■ Stated problem ■
Exactly repeat all the records below, omitting the images they hold.

■ Records for this task ■
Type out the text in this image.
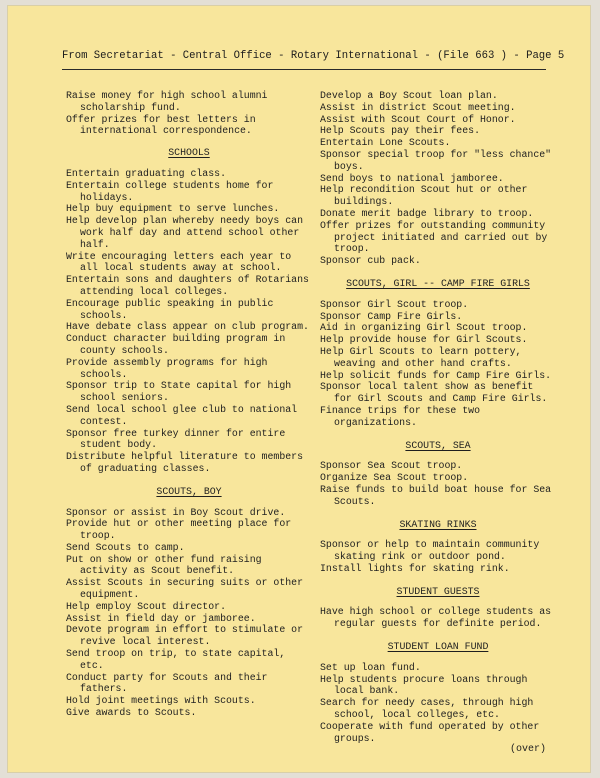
From Secretariat - Central Office - Rotary International - (File 663 ) - Page 5
Raise money for high school alumni scholarship fund.
Offer prizes for best letters in international correspondence.
SCHOOLS
Entertain graduating class.
Entertain college students home for holidays.
Help buy equipment to serve lunches.
Help develop plan whereby needy boys can work half day and attend school other half.
Write encouraging letters each year to all local students away at school.
Entertain sons and daughters of Rotarians attending local colleges.
Encourage public speaking in public schools.
Have debate class appear on club program.
Conduct character building program in county schools.
Provide assembly programs for high schools.
Sponsor trip to State capital for high school seniors.
Send local school glee club to national contest.
Sponsor free turkey dinner for entire student body.
Distribute helpful literature to members of graduating classes.
SCOUTS, BOY
Sponsor or assist in Boy Scout drive.
Provide hut or other meeting place for troop.
Send Scouts to camp.
Put on show or other fund raising activity as Scout benefit.
Assist Scouts in securing suits or other equipment.
Help employ Scout director.
Assist in field day or jamboree.
Devote program in effort to stimulate or revive local interest.
Send troop on trip, to state capital, etc.
Conduct party for Scouts and their fathers.
Hold joint meetings with Scouts.
Give awards to Scouts.
Develop a Boy Scout loan plan.
Assist in district Scout meeting.
Assist with Scout Court of Honor.
Help Scouts pay their fees.
Entertain Lone Scouts.
Sponsor special troop for "less chance" boys.
Send boys to national jamboree.
Help recondition Scout hut or other buildings.
Donate merit badge library to troop.
Offer prizes for outstanding community project initiated and carried out by troop.
Sponsor cub pack.
SCOUTS, GIRL -- CAMP FIRE GIRLS
Sponsor Girl Scout troop.
Sponsor Camp Fire Girls.
Aid in organizing Girl Scout troop.
Help provide house for Girl Scouts.
Help Girl Scouts to learn pottery, weaving and other hand crafts.
Help solicit funds for Camp Fire Girls.
Sponsor local talent show as benefit for Girl Scouts and Camp Fire Girls.
Finance trips for these two organizations.
SCOUTS, SEA
Sponsor Sea Scout troop.
Organize Sea Scout troop.
Raise funds to build boat house for Sea Scouts.
SKATING RINKS
Sponsor or help to maintain community skating rink or outdoor pond.
Install lights for skating rink.
STUDENT GUESTS
Have high school or college students as regular guests for definite period.
STUDENT LOAN FUND
Set up loan fund.
Help students procure loans through local bank.
Search for needy cases, through high school, local colleges, etc.
Cooperate with fund operated by other groups.
(over)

■ Task output ■
Type out the text in this image.
From Secretariat - Central Office - Rotary International - (File 663 ) - Page 5
Raise money for high school alumni scholarship fund.
Offer prizes for best letters in international correspondence.
SCHOOLS
Entertain graduating class.
Entertain college students home for holidays.
Help buy equipment to serve lunches.
Help develop plan whereby needy boys can work half day and attend school other half.
Write encouraging letters each year to all local students away at school.
Entertain sons and daughters of Rotarians attending local colleges.
Encourage public speaking in public schools.
Have debate class appear on club program.
Conduct character building program in county schools.
Provide assembly programs for high schools.
Sponsor trip to State capital for high school seniors.
Send local school glee club to national contest.
Sponsor free turkey dinner for entire student body.
Distribute helpful literature to members of graduating classes.
SCOUTS, BOY
Sponsor or assist in Boy Scout drive.
Provide hut or other meeting place for troop.
Send Scouts to camp.
Put on show or other fund raising activity as Scout benefit.
Assist Scouts in securing suits or other equipment.
Help employ Scout director.
Assist in field day or jamboree.
Devote program in effort to stimulate or revive local interest.
Send troop on trip, to state capital, etc.
Conduct party for Scouts and their fathers.
Hold joint meetings with Scouts.
Give awards to Scouts.
Develop a Boy Scout loan plan.
Assist in district Scout meeting.
Assist with Scout Court of Honor.
Help Scouts pay their fees.
Entertain Lone Scouts.
Sponsor special troop for "less chance" boys.
Send boys to national jamboree.
Help recondition Scout hut or other buildings.
Donate merit badge library to troop.
Offer prizes for outstanding community project initiated and carried out by troop.
Sponsor cub pack.
SCOUTS, GIRL -- CAMP FIRE GIRLS
Sponsor Girl Scout troop.
Sponsor Camp Fire Girls.
Aid in organizing Girl Scout troop.
Help provide house for Girl Scouts.
Help Girl Scouts to learn pottery, weaving and other hand crafts.
Help solicit funds for Camp Fire Girls.
Sponsor local talent show as benefit for Girl Scouts and Camp Fire Girls.
Finance trips for these two organizations.
SCOUTS, SEA
Sponsor Sea Scout troop.
Organize Sea Scout troop.
Raise funds to build boat house for Sea Scouts.
SKATING RINKS
Sponsor or help to maintain community skating rink or outdoor pond.
Install lights for skating rink.
STUDENT GUESTS
Have high school or college students as regular guests for definite period.
STUDENT LOAN FUND
Set up loan fund.
Help students procure loans through local bank.
Search for needy cases, through high school, local colleges, etc.
Cooperate with fund operated by other groups.
(over)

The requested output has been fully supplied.